== Dataset records ==
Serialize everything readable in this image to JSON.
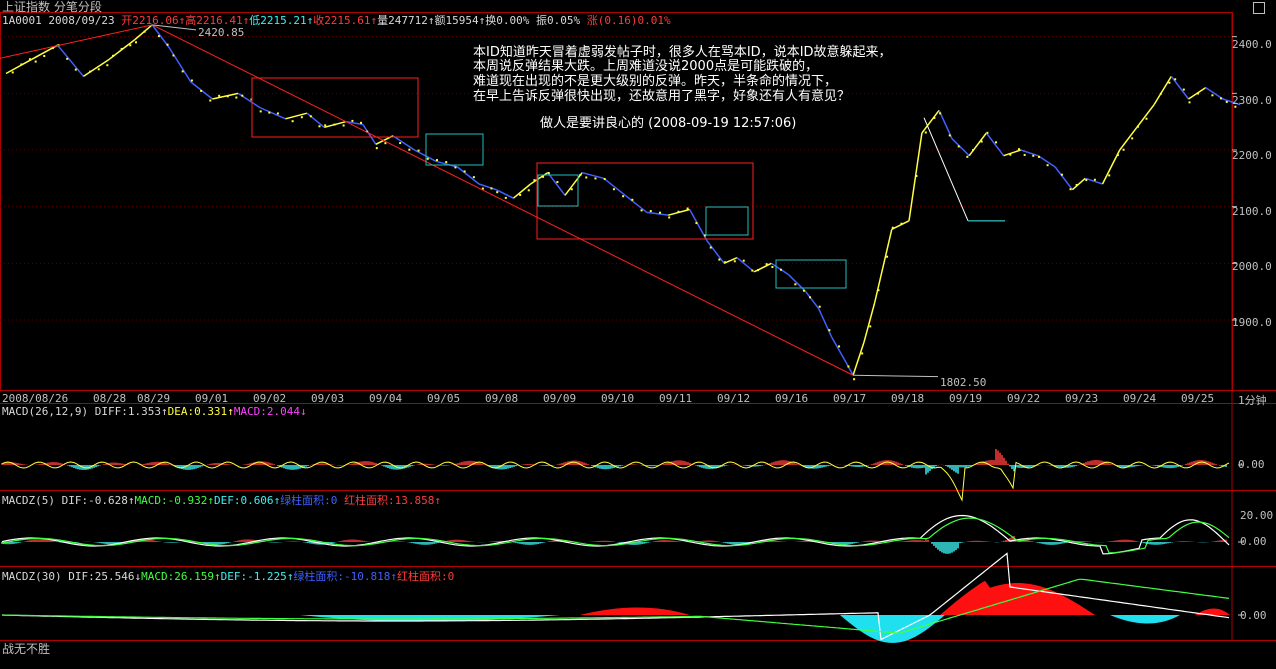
{
  "header": {
    "title": "上证指数",
    "mode": "分笔分段"
  },
  "quote": {
    "code": "1A0001",
    "date": "2008/09/23",
    "open_label": "开",
    "open": "2216.06",
    "high_label": "高",
    "high": "2216.41",
    "low_label": "低",
    "low": "2215.21",
    "close_label": "收",
    "close": "2215.61",
    "vol_label": "量",
    "vol": "247712",
    "amt_label": "额",
    "amt": "15954",
    "turn_label": "换",
    "turn": "0.00%",
    "amp_label": "振",
    "amp": "0.05%",
    "chg_label": "涨",
    "chg": "(0.16)0.01%"
  },
  "annotation": {
    "lines": [
      "本ID知道昨天冒着虚弱发帖子时，很多人在骂本ID，说本ID故意躲起来，",
      "本周说反弹结果大跌。上周难道没说2000点是可能跌破的，",
      "难道现在出现的不是更大级别的反弹。昨天，半条命的情况下，",
      "在早上告诉反弹很快出现，还故意用了黑字，好象还有人有意见？"
    ],
    "signature": "做人是要讲良心的  (2008-09-19 12:57:06)"
  },
  "price_labels": {
    "high": "2420.85",
    "low": "1802.50"
  },
  "main_axis": [
    "2400.0",
    "2300.0",
    "2200.0",
    "2100.0",
    "2000.0",
    "1900.0"
  ],
  "x_axis": [
    "2008/08/26",
    "08/28",
    "08/29",
    "09/01",
    "09/02",
    "09/03",
    "09/04",
    "09/05",
    "09/08",
    "09/09",
    "09/10",
    "09/11",
    "09/12",
    "09/16",
    "09/17",
    "09/18",
    "09/19",
    "09/22",
    "09/23",
    "09/24",
    "09/25"
  ],
  "period": "1分钟",
  "macd": {
    "name": "MACD(26,12,9)",
    "diff": "DIFF:1.353",
    "dea": "DEA:0.331",
    "macd": "MACD:2.044",
    "axis": [
      "0.00"
    ]
  },
  "macdz5": {
    "name": "MACDZ(5)",
    "dif": "DIF:-0.628",
    "macd": "MACD:-0.932",
    "def": "DEF:0.606",
    "green_area": "绿柱面积:0",
    "red_area": "红柱面积:13.858",
    "axis": [
      "20.00",
      "0.00"
    ]
  },
  "macdz30": {
    "name": "MACDZ(30)",
    "dif": "DIF:25.546",
    "macd": "MACD:26.159",
    "def": "DEF:-1.225",
    "green_area": "绿柱面积:-10.818",
    "red_area": "红柱面积:0",
    "axis": [
      "0.00"
    ]
  },
  "footer": "战无不胜",
  "chart_data": {
    "type": "line",
    "ylim": [
      1780,
      2440
    ],
    "price_path": [
      [
        0,
        2335
      ],
      [
        0.6,
        2360
      ],
      [
        1.2,
        2385
      ],
      [
        1.8,
        2330
      ],
      [
        2.4,
        2360
      ],
      [
        3.0,
        2395
      ],
      [
        3.4,
        2420.85
      ],
      [
        3.8,
        2380
      ],
      [
        4.3,
        2320
      ],
      [
        4.8,
        2290
      ],
      [
        5.4,
        2300
      ],
      [
        5.9,
        2275
      ],
      [
        6.5,
        2255
      ],
      [
        7.0,
        2265
      ],
      [
        7.4,
        2240
      ],
      [
        7.9,
        2250
      ],
      [
        8.3,
        2245
      ],
      [
        8.6,
        2210
      ],
      [
        9.0,
        2225
      ],
      [
        9.5,
        2200
      ],
      [
        10.0,
        2180
      ],
      [
        10.5,
        2170
      ],
      [
        11.0,
        2140
      ],
      [
        11.4,
        2130
      ],
      [
        11.8,
        2115
      ],
      [
        12.2,
        2140
      ],
      [
        12.6,
        2160
      ],
      [
        13.0,
        2120
      ],
      [
        13.4,
        2160
      ],
      [
        13.9,
        2150
      ],
      [
        14.4,
        2120
      ],
      [
        14.9,
        2090
      ],
      [
        15.4,
        2085
      ],
      [
        15.9,
        2095
      ],
      [
        16.3,
        2040
      ],
      [
        16.7,
        2000
      ],
      [
        17.0,
        2010
      ],
      [
        17.4,
        1985
      ],
      [
        17.8,
        2000
      ],
      [
        18.2,
        1980
      ],
      [
        18.6,
        1950
      ],
      [
        18.9,
        1920
      ],
      [
        19.2,
        1870
      ],
      [
        19.5,
        1830
      ],
      [
        19.7,
        1802.5
      ],
      [
        19.95,
        1860
      ],
      [
        20.2,
        1930
      ],
      [
        20.6,
        2060
      ],
      [
        21.0,
        2075
      ],
      [
        21.3,
        2230
      ],
      [
        21.7,
        2270
      ],
      [
        22.0,
        2220
      ],
      [
        22.4,
        2190
      ],
      [
        22.8,
        2230
      ],
      [
        23.2,
        2190
      ],
      [
        23.6,
        2200
      ],
      [
        24.0,
        2190
      ],
      [
        24.4,
        2170
      ],
      [
        24.8,
        2130
      ],
      [
        25.1,
        2150
      ],
      [
        25.5,
        2140
      ],
      [
        25.9,
        2200
      ],
      [
        26.3,
        2240
      ],
      [
        26.7,
        2280
      ],
      [
        27.1,
        2330
      ],
      [
        27.5,
        2290
      ],
      [
        27.9,
        2310
      ],
      [
        28.3,
        2290
      ],
      [
        28.7,
        2280
      ]
    ]
  },
  "colors": {
    "up": "#ff3c3c",
    "down": "#3cf0f0",
    "price_up": "#ffff40",
    "price_down": "#4060ff",
    "frame": "#b00000"
  }
}
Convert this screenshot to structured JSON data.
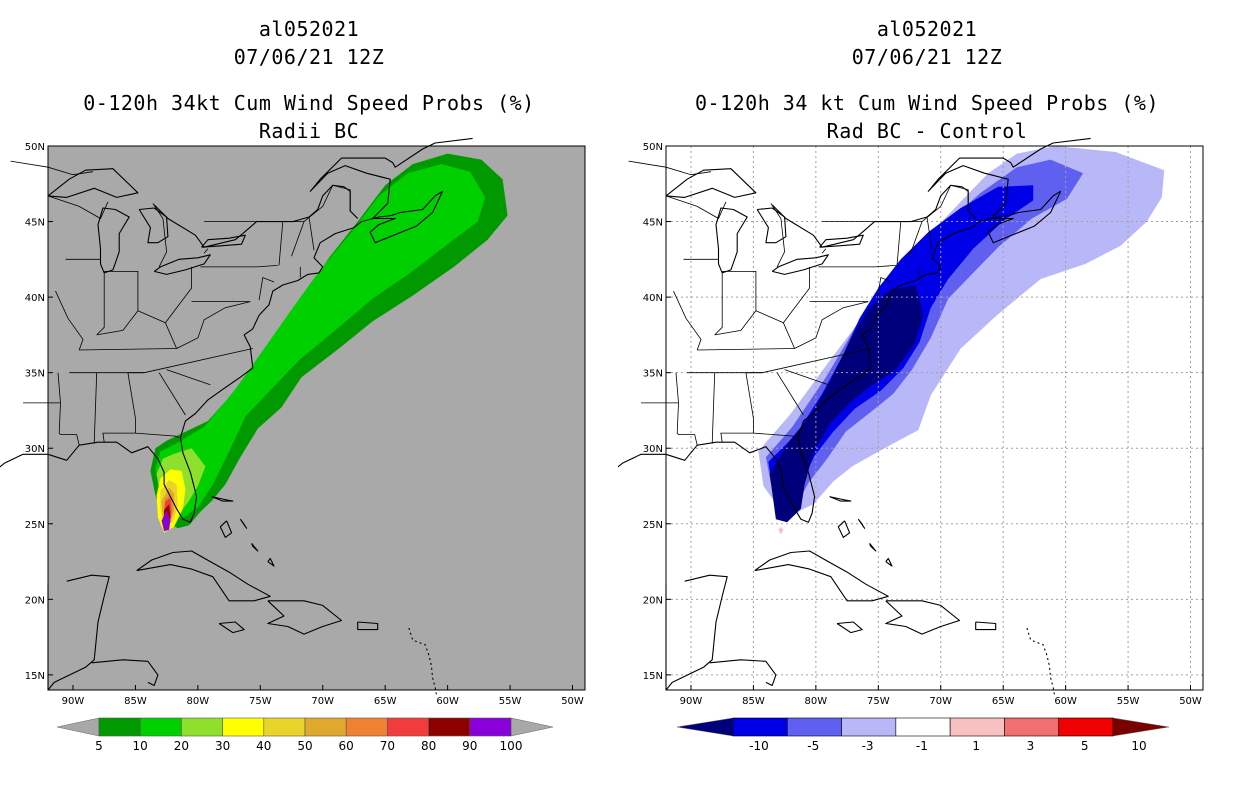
{
  "panels": [
    {
      "storm_id": "al052021",
      "datetime": "07/06/21 12Z",
      "title": "0-120h 34kt Cum Wind Speed Probs (%)",
      "subtitle": "Radii BC",
      "background": "#a9a9a9",
      "colorbar": {
        "labels": [
          "5",
          "10",
          "20",
          "30",
          "40",
          "50",
          "60",
          "70",
          "80",
          "90",
          "100"
        ],
        "colors": [
          "#009a00",
          "#00d000",
          "#8ee02c",
          "#ffff00",
          "#e8d42a",
          "#e0a82c",
          "#ee8232",
          "#f03c3c",
          "#8c0000",
          "#8a00d8"
        ],
        "end_color": "#a8a8a8"
      }
    },
    {
      "storm_id": "al052021",
      "datetime": "07/06/21 12Z",
      "title": "0-120h 34 kt Cum Wind Speed Probs (%)",
      "subtitle": "Rad BC - Control",
      "background": "#ffffff",
      "colorbar": {
        "labels": [
          "-10",
          "-5",
          "-3",
          "-1",
          "1",
          "3",
          "5",
          "10"
        ],
        "colors": [
          "#0000e8",
          "#6060f0",
          "#b8b8f8",
          "#ffffff",
          "#f8c0c0",
          "#f07070",
          "#f00000"
        ],
        "end_left_color": "#00007a",
        "end_right_color": "#7a0000"
      }
    }
  ],
  "map": {
    "lat_labels": [
      "50N",
      "45N",
      "40N",
      "35N",
      "30N",
      "25N",
      "20N",
      "15N"
    ],
    "lon_labels": [
      "90W",
      "85W",
      "80W",
      "75W",
      "70W",
      "65W",
      "60W",
      "55W",
      "50W"
    ]
  }
}
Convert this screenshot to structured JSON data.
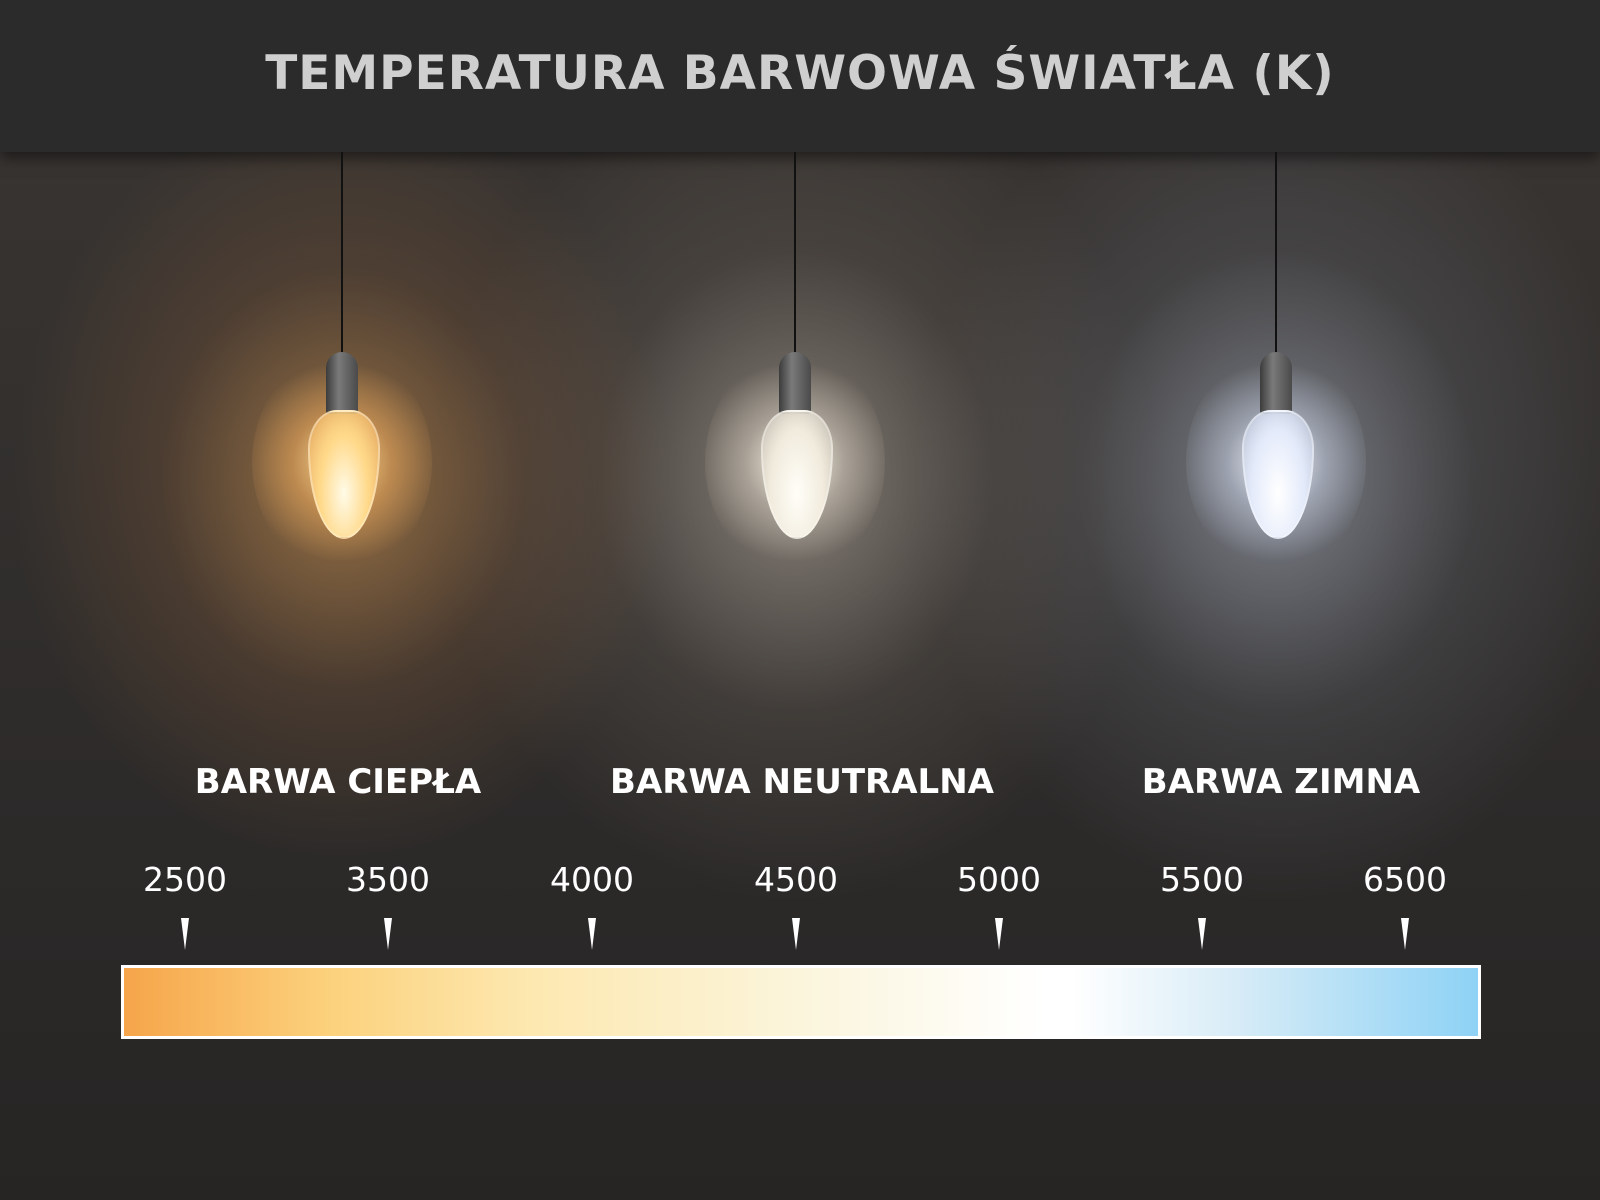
===
▸ Instructions to follow: Can you restate all the records above word for word while dropping the pictures?

▸ The response:
Serialize everything readable in this image to JSON.
{
  "header": {
    "title": "上证指数",
    "mode": "分笔分段"
  },
  "quote": {
    "code": "1A0001",
    "date": "2008/09/23",
    "open_label": "开",
    "open": "2216.06",
    "high_label": "高",
    "high": "2216.41",
    "low_label": "低",
    "low": "2215.21",
    "close_label": "收",
    "close": "2215.61",
    "vol_label": "量",
    "vol": "247712",
    "amt_label": "额",
    "amt": "15954",
    "turn_label": "换",
    "turn": "0.00%",
    "amp_label": "振",
    "amp": "0.05%",
    "chg_label": "涨",
    "chg": "(0.16)0.01%"
  },
  "annotation": {
    "lines": [
      "本ID知道昨天冒着虚弱发帖子时，很多人在骂本ID，说本ID故意躲起来，",
      "本周说反弹结果大跌。上周难道没说2000点是可能跌破的，",
      "难道现在出现的不是更大级别的反弹。昨天，半条命的情况下，",
      "在早上告诉反弹很快出现，还故意用了黑字，好象还有人有意见？"
    ],
    "signature": "做人是要讲良心的  (2008-09-19 12:57:06)"
  },
  "price_labels": {
    "high": "2420.85",
    "low": "1802.50"
  },
  "main_axis": [
    "2400.0",
    "2300.0",
    "2200.0",
    "2100.0",
    "2000.0",
    "1900.0"
  ],
  "x_axis": [
    "2008/08/26",
    "08/28",
    "08/29",
    "09/01",
    "09/02",
    "09/03",
    "09/04",
    "09/05",
    "09/08",
    "09/09",
    "09/10",
    "09/11",
    "09/12",
    "09/16",
    "09/17",
    "09/18",
    "09/19",
    "09/22",
    "09/23",
    "09/24",
    "09/25"
  ],
  "period": "1分钟",
  "macd": {
    "name": "MACD(26,12,9)",
    "diff": "DIFF:1.353",
    "dea": "DEA:0.331",
    "macd": "MACD:2.044",
    "axis": [
      "0.00"
    ]
  },
  "macdz5": {
    "name": "MACDZ(5)",
    "dif": "DIF:-0.628",
    "macd": "MACD:-0.932",
    "def": "DEF:0.606",
    "green_area": "绿柱面积:0",
    "red_area": "红柱面积:13.858",
    "axis": [
      "20.00",
      "0.00"
    ]
  },
  "macdz30": {
    "name": "MACDZ(30)",
    "dif": "DIF:25.546",
    "macd": "MACD:26.159",
    "def": "DEF:-1.225",
    "green_area": "绿柱面积:-10.818",
    "red_area": "红柱面积:0",
    "axis": [
      "0.00"
    ]
  },
  "footer": "战无不胜",
  "chart_data": {
    "type": "line",
    "ylim": [
      1780,
      2440
    ],
    "price_path": [
      [
        0,
        2335
      ],
      [
        0.6,
        2360
      ],
      [
        1.2,
        2385
      ],
      [
        1.8,
        2330
      ],
      [
        2.4,
        2360
      ],
      [
        3.0,
        2395
      ],
      [
        3.4,
        2420.85
      ],
      [
        3.8,
        2380
      ],
      [
        4.3,
        2320
      ],
      [
        4.8,
        2290
      ],
      [
        5.4,
        2300
      ],
      [
        5.9,
        2275
      ],
      [
        6.5,
        2255
      ],
      [
        7.0,
        2265
      ],
      [
        7.4,
        2240
      ],
      [
        7.9,
        2250
      ],
      [
        8.3,
        2245
      ],
      [
        8.6,
        2210
      ],
      [
        9.0,
        2225
      ],
      [
        9.5,
        2200
      ],
      [
        10.0,
        2180
      ],
      [
        10.5,
        2170
      ],
      [
        11.0,
        2140
      ],
      [
        11.4,
        2130
      ],
      [
        11.8,
        2115
      ],
      [
        12.2,
        2140
      ],
      [
        12.6,
        2160
      ],
      [
        13.0,
        2120
      ],
      [
        13.4,
        2160
      ],
      [
        13.9,
        2150
      ],
      [
        14.4,
        2120
      ],
      [
        14.9,
        2090
      ],
      [
        15.4,
        2085
      ],
      [
        15.9,
        2095
      ],
      [
        16.3,
        2040
      ],
      [
        16.7,
        2000
      ],
      [
        17.0,
        2010
      ],
      [
        17.4,
        1985
      ],
      [
        17.8,
        2000
      ],
      [
        18.2,
        1980
      ],
      [
        18.6,
        1950
      ],
      [
        18.9,
        1920
      ],
      [
        19.2,
        1870
      ],
      [
        19.5,
        1830
      ],
      [
        19.7,
        1802.5
      ],
      [
        19.95,
        1860
      ],
      [
        20.2,
        1930
      ],
      [
        20.6,
        2060
      ],
      [
        21.0,
        2075
      ],
      [
        21.3,
        2230
      ],
      [
        21.7,
        2270
      ],
      [
        22.0,
        2220
      ],
      [
        22.4,
        2190
      ],
      [
        22.8,
        2230
      ],
      [
        23.2,
        2190
      ],
      [
        23.6,
        2200
      ],
      [
        24.0,
        2190
      ],
      [
        24.4,
        2170
      ],
      [
        24.8,
        2130
      ],
      [
        25.1,
        2150
      ],
      [
        25.5,
        2140
      ],
      [
        25.9,
        2200
      ],
      [
        26.3,
        2240
      ],
      [
        26.7,
        2280
      ],
      [
        27.1,
        2330
      ],
      [
        27.5,
        2290
      ],
      [
        27.9,
        2310
      ],
      [
        28.3,
        2290
      ],
      [
        28.7,
        2280
      ]
    ]
  },
  "colors": {
    "up": "#ff3c3c",
    "down": "#3cf0f0",
    "price_up": "#ffff40",
    "price_down": "#4060ff",
    "frame": "#b00000"
  }
}
Convert this screenshot to structured JSON data.
{
  "panels": [
    {
      "storm_id": "al052021",
      "datetime": "07/06/21 12Z",
      "title": "0-120h 34kt Cum Wind Speed Probs (%)",
      "subtitle": "Radii BC",
      "background": "#a9a9a9",
      "colorbar": {
        "labels": [
          "5",
          "10",
          "20",
          "30",
          "40",
          "50",
          "60",
          "70",
          "80",
          "90",
          "100"
        ],
        "colors": [
          "#009a00",
          "#00d000",
          "#8ee02c",
          "#ffff00",
          "#e8d42a",
          "#e0a82c",
          "#ee8232",
          "#f03c3c",
          "#8c0000",
          "#8a00d8"
        ],
        "end_color": "#a8a8a8"
      }
    },
    {
      "storm_id": "al052021",
      "datetime": "07/06/21 12Z",
      "title": "0-120h 34 kt Cum Wind Speed Probs (%)",
      "subtitle": "Rad BC - Control",
      "background": "#ffffff",
      "colorbar": {
        "labels": [
          "-10",
          "-5",
          "-3",
          "-1",
          "1",
          "3",
          "5",
          "10"
        ],
        "colors": [
          "#0000e8",
          "#6060f0",
          "#b8b8f8",
          "#ffffff",
          "#f8c0c0",
          "#f07070",
          "#f00000"
        ],
        "end_left_color": "#00007a",
        "end_right_color": "#7a0000"
      }
    }
  ],
  "map": {
    "lat_labels": [
      "50N",
      "45N",
      "40N",
      "35N",
      "30N",
      "25N",
      "20N",
      "15N"
    ],
    "lon_labels": [
      "90W",
      "85W",
      "80W",
      "75W",
      "70W",
      "65W",
      "60W",
      "55W",
      "50W"
    ]
  }
}
Convert this screenshot to structured JSON data.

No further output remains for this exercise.